DATA FOR PROCESSING —
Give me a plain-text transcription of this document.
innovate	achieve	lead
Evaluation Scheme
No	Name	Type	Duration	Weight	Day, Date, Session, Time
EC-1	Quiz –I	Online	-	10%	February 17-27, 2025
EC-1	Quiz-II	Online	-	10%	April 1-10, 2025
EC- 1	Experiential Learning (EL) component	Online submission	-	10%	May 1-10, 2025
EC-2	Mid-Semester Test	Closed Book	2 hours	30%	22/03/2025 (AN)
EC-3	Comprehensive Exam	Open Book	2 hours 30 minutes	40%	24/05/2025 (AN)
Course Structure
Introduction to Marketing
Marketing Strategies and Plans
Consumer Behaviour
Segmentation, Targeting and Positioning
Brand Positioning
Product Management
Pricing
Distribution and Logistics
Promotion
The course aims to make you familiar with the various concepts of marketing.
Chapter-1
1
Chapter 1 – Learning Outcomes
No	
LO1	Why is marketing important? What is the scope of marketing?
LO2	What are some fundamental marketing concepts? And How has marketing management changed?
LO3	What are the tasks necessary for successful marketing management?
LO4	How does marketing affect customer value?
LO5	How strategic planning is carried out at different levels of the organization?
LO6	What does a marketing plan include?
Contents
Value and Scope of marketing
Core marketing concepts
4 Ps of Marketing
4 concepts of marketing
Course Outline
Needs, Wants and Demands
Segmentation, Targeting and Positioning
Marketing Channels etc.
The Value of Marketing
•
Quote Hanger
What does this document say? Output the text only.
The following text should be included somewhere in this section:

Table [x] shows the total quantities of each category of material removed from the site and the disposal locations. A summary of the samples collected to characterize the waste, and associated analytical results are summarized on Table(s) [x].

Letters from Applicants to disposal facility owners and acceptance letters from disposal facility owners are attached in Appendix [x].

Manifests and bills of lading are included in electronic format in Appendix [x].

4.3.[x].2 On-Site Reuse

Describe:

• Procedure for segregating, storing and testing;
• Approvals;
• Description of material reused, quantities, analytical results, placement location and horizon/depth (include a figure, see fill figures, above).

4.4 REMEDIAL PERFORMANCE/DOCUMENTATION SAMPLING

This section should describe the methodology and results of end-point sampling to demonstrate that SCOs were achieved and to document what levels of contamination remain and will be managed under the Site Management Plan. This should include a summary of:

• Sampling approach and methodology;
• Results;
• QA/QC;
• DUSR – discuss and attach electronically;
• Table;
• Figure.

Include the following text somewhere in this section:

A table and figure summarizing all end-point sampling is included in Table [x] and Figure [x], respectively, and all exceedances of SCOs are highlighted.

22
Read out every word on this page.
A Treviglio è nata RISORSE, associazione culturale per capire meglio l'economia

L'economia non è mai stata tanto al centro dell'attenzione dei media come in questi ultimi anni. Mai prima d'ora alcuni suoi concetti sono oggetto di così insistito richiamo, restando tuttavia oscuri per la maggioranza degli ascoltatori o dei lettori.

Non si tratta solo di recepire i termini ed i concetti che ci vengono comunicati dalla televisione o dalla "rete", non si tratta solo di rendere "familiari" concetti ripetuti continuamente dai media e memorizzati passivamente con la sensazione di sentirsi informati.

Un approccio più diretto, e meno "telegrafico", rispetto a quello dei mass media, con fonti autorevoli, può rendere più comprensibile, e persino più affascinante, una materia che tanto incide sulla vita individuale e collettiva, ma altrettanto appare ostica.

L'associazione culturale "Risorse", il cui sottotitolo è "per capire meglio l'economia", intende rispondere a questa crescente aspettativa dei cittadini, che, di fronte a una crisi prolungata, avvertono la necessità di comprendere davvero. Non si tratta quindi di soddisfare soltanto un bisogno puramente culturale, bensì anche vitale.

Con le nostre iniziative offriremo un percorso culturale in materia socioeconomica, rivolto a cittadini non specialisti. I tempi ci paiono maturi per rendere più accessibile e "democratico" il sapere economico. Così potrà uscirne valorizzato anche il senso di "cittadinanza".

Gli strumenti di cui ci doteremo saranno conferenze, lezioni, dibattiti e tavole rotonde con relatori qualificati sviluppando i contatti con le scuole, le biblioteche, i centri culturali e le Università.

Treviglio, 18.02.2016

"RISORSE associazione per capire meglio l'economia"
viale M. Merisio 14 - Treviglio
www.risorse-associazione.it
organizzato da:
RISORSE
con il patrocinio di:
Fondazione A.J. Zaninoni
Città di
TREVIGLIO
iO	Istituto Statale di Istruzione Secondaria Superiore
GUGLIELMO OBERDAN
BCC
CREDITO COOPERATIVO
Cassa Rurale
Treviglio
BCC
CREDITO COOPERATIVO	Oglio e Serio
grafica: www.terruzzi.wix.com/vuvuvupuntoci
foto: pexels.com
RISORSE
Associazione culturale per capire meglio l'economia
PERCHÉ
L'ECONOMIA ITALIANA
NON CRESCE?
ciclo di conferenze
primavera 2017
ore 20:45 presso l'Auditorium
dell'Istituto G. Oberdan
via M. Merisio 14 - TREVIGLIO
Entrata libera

WHAT YOU HAVE TO DO —
Write out all records exactly, keeping every detail.

EXERCISE RESULT —
Give me a plain-text transcription of this document.
innovate	achieve	lead
Evaluation Scheme
No	Name	Type	Duration	Weight	Day, Date, Session, Time
EC-1	Quiz –I	Online	-	10%	February 17-27, 2025
EC-1	Quiz-II	Online	-	10%	April 1-10, 2025
EC- 1	Experiential Learning (EL) component	Online submission	-	10%	May 1-10, 2025
EC-2	Mid-Semester Test	Closed Book	2 hours	30%	22/03/2025 (AN)
EC-3	Comprehensive Exam	Open Book	2 hours 30 minutes	40%	24/05/2025 (AN)
Course Structure
Introduction to Marketing
Marketing Strategies and Plans
Consumer Behaviour
Segmentation, Targeting and Positioning
Brand Positioning
Product Management
Pricing
Distribution and Logistics
Promotion
The course aims to make you familiar with the various concepts of marketing.
Chapter-1
1
Chapter 1 – Learning Outcomes
No	
LO1	Why is marketing important? What is the scope of marketing?
LO2	What are some fundamental marketing concepts? And How has marketing management changed?
LO3	What are the tasks necessary for successful marketing management?
LO4	How does marketing affect customer value?
LO5	How strategic planning is carried out at different levels of the organization?
LO6	What does a marketing plan include?
Contents
Value and Scope of marketing
Core marketing concepts
4 Ps of Marketing
4 concepts of marketing
Course Outline
Needs, Wants and Demands
Segmentation, Targeting and Positioning
Marketing Channels etc.
The Value of Marketing
•
Quote Hanger
What does this document say? Output the text only.
The following text should be included somewhere in this section:

Table [x] shows the total quantities of each category of material removed from the site and the disposal locations. A summary of the samples collected to characterize the waste, and associated analytical results are summarized on Table(s) [x].

Letters from Applicants to disposal facility owners and acceptance letters from disposal facility owners are attached in Appendix [x].

Manifests and bills of lading are included in electronic format in Appendix [x].

4.3.[x].2 On-Site Reuse

Describe:

• Procedure for segregating, storing and testing;
• Approvals;
• Description of material reused, quantities, analytical results, placement location and horizon/depth (include a figure, see fill figures, above).

4.4 REMEDIAL PERFORMANCE/DOCUMENTATION SAMPLING

This section should describe the methodology and results of end-point sampling to demonstrate that SCOs were achieved and to document what levels of contamination remain and will be managed under the Site Management Plan. This should include a summary of:

• Sampling approach and methodology;
• Results;
• QA/QC;
• DUSR – discuss and attach electronically;
• Table;
• Figure.

Include the following text somewhere in this section:

A table and figure summarizing all end-point sampling is included in Table [x] and Figure [x], respectively, and all exceedances of SCOs are highlighted.

22
Read out every word on this page.
A Treviglio è nata RISORSE, associazione culturale per capire meglio l'economia

L'economia non è mai stata tanto al centro dell'attenzione dei media come in questi ultimi anni. Mai prima d'ora alcuni suoi concetti sono oggetto di così insistito richiamo, restando tuttavia oscuri per la maggioranza degli ascoltatori o dei lettori.

Non si tratta solo di recepire i termini ed i concetti che ci vengono comunicati dalla televisione o dalla "rete", non si tratta solo di rendere "familiari" concetti ripetuti continuamente dai media e memorizzati passivamente con la sensazione di sentirsi informati.

Un approccio più diretto, e meno "telegrafico", rispetto a quello dei mass media, con fonti autorevoli, può rendere più comprensibile, e persino più affascinante, una materia che tanto incide sulla vita individuale e collettiva, ma altrettanto appare ostica.

L'associazione culturale "Risorse", il cui sottotitolo è "per capire meglio l'economia", intende rispondere a questa crescente aspettativa dei cittadini, che, di fronte a una crisi prolungata, avvertono la necessità di comprendere davvero. Non si tratta quindi di soddisfare soltanto un bisogno puramente culturale, bensì anche vitale.

Con le nostre iniziative offriremo un percorso culturale in materia socioeconomica, rivolto a cittadini non specialisti. I tempi ci paiono maturi per rendere più accessibile e "democratico" il sapere economico. Così potrà uscirne valorizzato anche il senso di "cittadinanza".

Gli strumenti di cui ci doteremo saranno conferenze, lezioni, dibattiti e tavole rotonde con relatori qualificati sviluppando i contatti con le scuole, le biblioteche, i centri culturali e le Università.

Treviglio, 18.02.2016

"RISORSE associazione per capire meglio l'economia"
viale M. Merisio 14 - Treviglio
www.risorse-associazione.it
organizzato da:
RISORSE
con il patrocinio di:
Fondazione A.J. Zaninoni
Città di
TREVIGLIO
iO	Istituto Statale di Istruzione Secondaria Superiore
GUGLIELMO OBERDAN
BCC
CREDITO COOPERATIVO
Cassa Rurale
Treviglio
BCC
CREDITO COOPERATIVO	Oglio e Serio
grafica: www.terruzzi.wix.com/vuvuvupuntoci
foto: pexels.com
RISORSE
Associazione culturale per capire meglio l'economia
PERCHÉ
L'ECONOMIA ITALIANA
NON CRESCE?
ciclo di conferenze
primavera 2017
ore 20:45 presso l'Auditorium
dell'Istituto G. Oberdan
via M. Merisio 14 - TREVIGLIO
Entrata libera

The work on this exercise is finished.